### EXERCISE INPUTS
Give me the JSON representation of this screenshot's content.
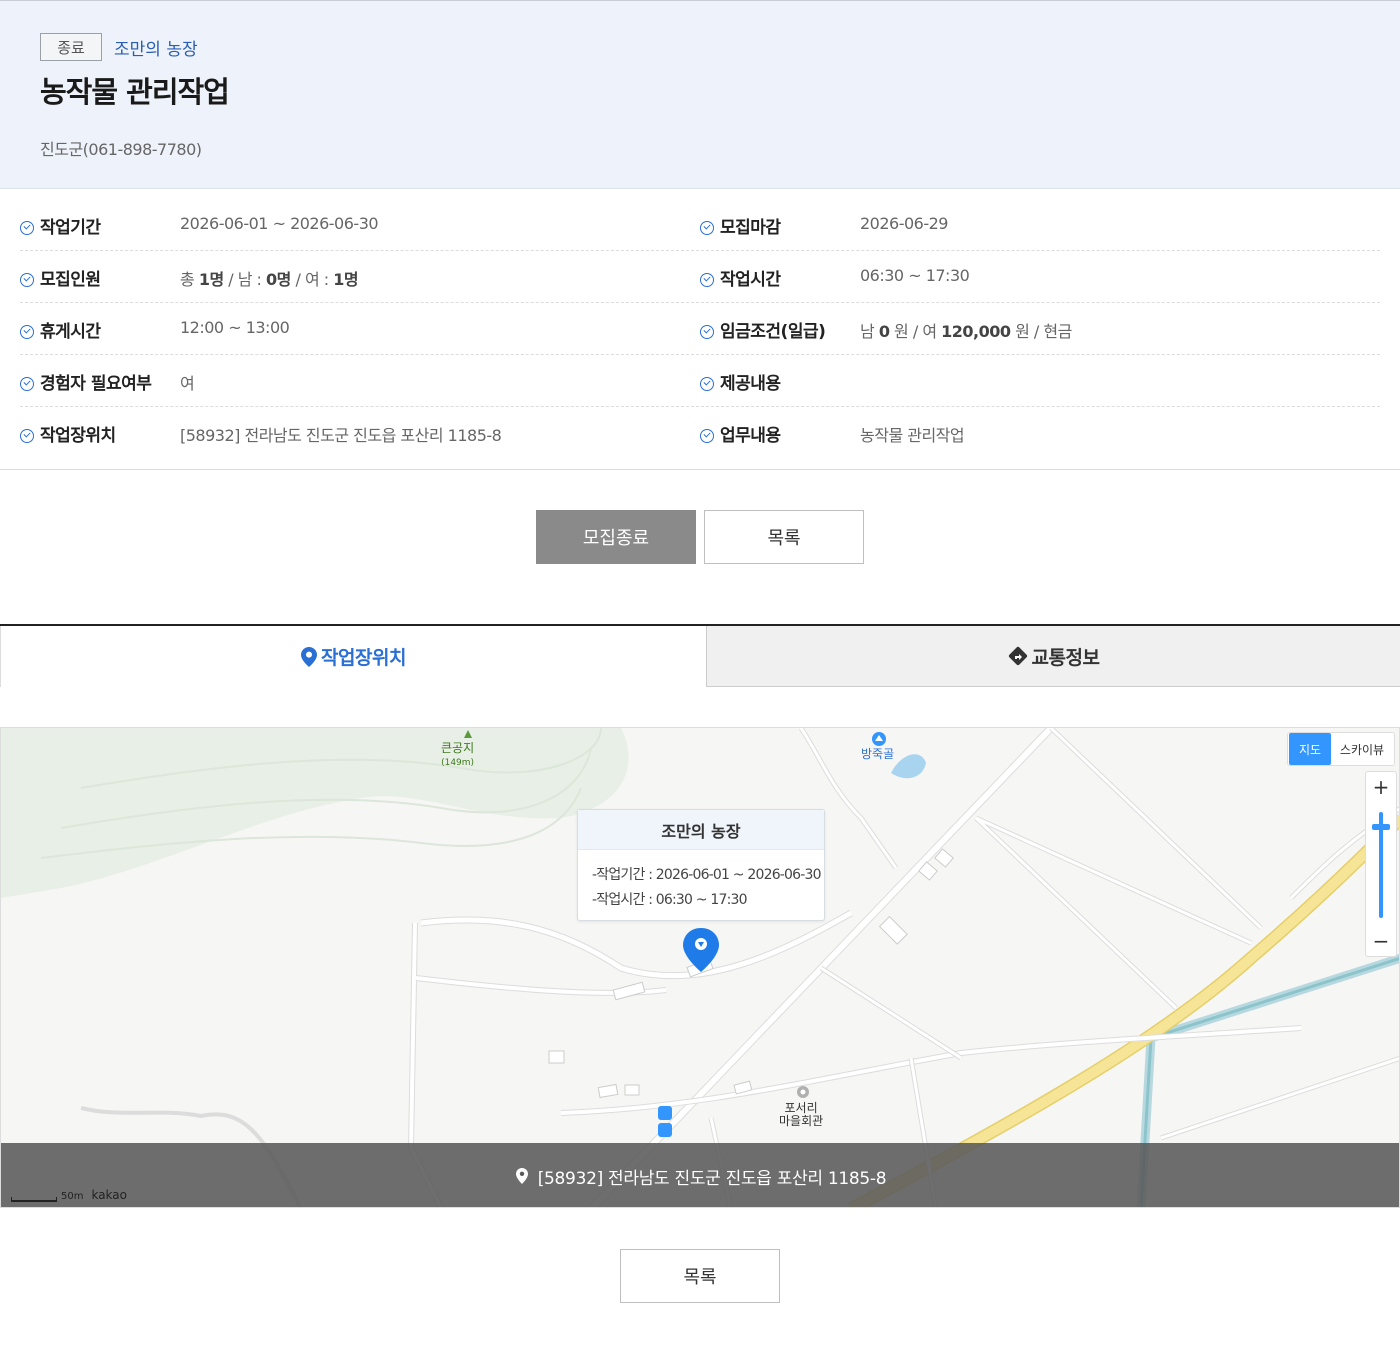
{
  "header": {
    "status_badge": "종료",
    "farm_name": "조만의 농장",
    "title": "농작물 관리작업",
    "contact": "진도군(061-898-7780)"
  },
  "info": {
    "work_period_label": "작업기간",
    "work_period_value": "2026-06-01 ~ 2026-06-30",
    "deadline_label": "모집마감",
    "deadline_value": "2026-06-29",
    "recruit_label": "모집인원",
    "recruit_total_prefix": "총 ",
    "recruit_total": "1명",
    "recruit_male_prefix": " / 남 : ",
    "recruit_male": "0명",
    "recruit_female_prefix": " / 여 : ",
    "recruit_female": "1명",
    "work_time_label": "작업시간",
    "work_time_value": "06:30 ~ 17:30",
    "break_label": "휴게시간",
    "break_value": "12:00 ~ 13:00",
    "wage_label": "임금조건(일급)",
    "wage_male_prefix": "남 ",
    "wage_male": "0",
    "wage_mid": " 원 / 여 ",
    "wage_female": "120,000",
    "wage_suffix": " 원 / 현금",
    "experience_label": "경험자 필요여부",
    "experience_value": "여",
    "provide_label": "제공내용",
    "provide_value": "",
    "location_label": "작업장위치",
    "location_value": "[58932] 전라남도 진도군 진도읍 포산리 1185-8",
    "duty_label": "업무내용",
    "duty_value": "농작물 관리작업"
  },
  "buttons": {
    "closed": "모집종료",
    "list": "목록"
  },
  "tabs": {
    "location": "작업장위치",
    "traffic": "교통정보"
  },
  "map": {
    "popup_title": "조만의 농장",
    "popup_period": "-작업기간 : 2026-06-01 ~ 2026-06-30",
    "popup_time": "-작업시간 : 06:30 ~ 17:30",
    "type_map": "지도",
    "type_sky": "스카이뷰",
    "zoom_in": "+",
    "zoom_out": "−",
    "address": "[58932] 전라남도 진도군 진도읍 포산리 1185-8",
    "scale": "50m",
    "brand": "kakao",
    "label_mountain": "큰공지",
    "label_mountain_height": "(149m)",
    "label_pond": "방죽골",
    "label_hall_1": "포서리",
    "label_hall_2": "마을회관"
  },
  "colors": {
    "accent": "#2a6fd4",
    "farm_link": "#2a5db0",
    "header_bg": "#eef3fb",
    "closed_button": "#8a8a8a",
    "map_button": "#3396ff",
    "road_major": "#f4e08a"
  }
}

### DO THIS
Go through the listing above and write it all out exactly, leaving out any picture.

### WORKED SOLUTION
Give me the JSON representation of this screenshot's content.
{
  "header": {
    "status_badge": "종료",
    "farm_name": "조만의 농장",
    "title": "농작물 관리작업",
    "contact": "진도군(061-898-7780)"
  },
  "info": {
    "work_period_label": "작업기간",
    "work_period_value": "2026-06-01 ~ 2026-06-30",
    "deadline_label": "모집마감",
    "deadline_value": "2026-06-29",
    "recruit_label": "모집인원",
    "recruit_total_prefix": "총 ",
    "recruit_total": "1명",
    "recruit_male_prefix": " / 남 : ",
    "recruit_male": "0명",
    "recruit_female_prefix": " / 여 : ",
    "recruit_female": "1명",
    "work_time_label": "작업시간",
    "work_time_value": "06:30 ~ 17:30",
    "break_label": "휴게시간",
    "break_value": "12:00 ~ 13:00",
    "wage_label": "임금조건(일급)",
    "wage_male_prefix": "남 ",
    "wage_male": "0",
    "wage_mid": " 원 / 여 ",
    "wage_female": "120,000",
    "wage_suffix": " 원 / 현금",
    "experience_label": "경험자 필요여부",
    "experience_value": "여",
    "provide_label": "제공내용",
    "provide_value": "",
    "location_label": "작업장위치",
    "location_value": "[58932] 전라남도 진도군 진도읍 포산리 1185-8",
    "duty_label": "업무내용",
    "duty_value": "농작물 관리작업"
  },
  "buttons": {
    "closed": "모집종료",
    "list": "목록"
  },
  "tabs": {
    "location": "작업장위치",
    "traffic": "교통정보"
  },
  "map": {
    "popup_title": "조만의 농장",
    "popup_period": "-작업기간 : 2026-06-01 ~ 2026-06-30",
    "popup_time": "-작업시간 : 06:30 ~ 17:30",
    "type_map": "지도",
    "type_sky": "스카이뷰",
    "zoom_in": "+",
    "zoom_out": "−",
    "address": "[58932] 전라남도 진도군 진도읍 포산리 1185-8",
    "scale": "50m",
    "brand": "kakao",
    "label_mountain": "큰공지",
    "label_mountain_height": "(149m)",
    "label_pond": "방죽골",
    "label_hall_1": "포서리",
    "label_hall_2": "마을회관"
  },
  "colors": {
    "accent": "#2a6fd4",
    "farm_link": "#2a5db0",
    "header_bg": "#eef3fb",
    "closed_button": "#8a8a8a",
    "map_button": "#3396ff",
    "road_major": "#f4e08a"
  }
}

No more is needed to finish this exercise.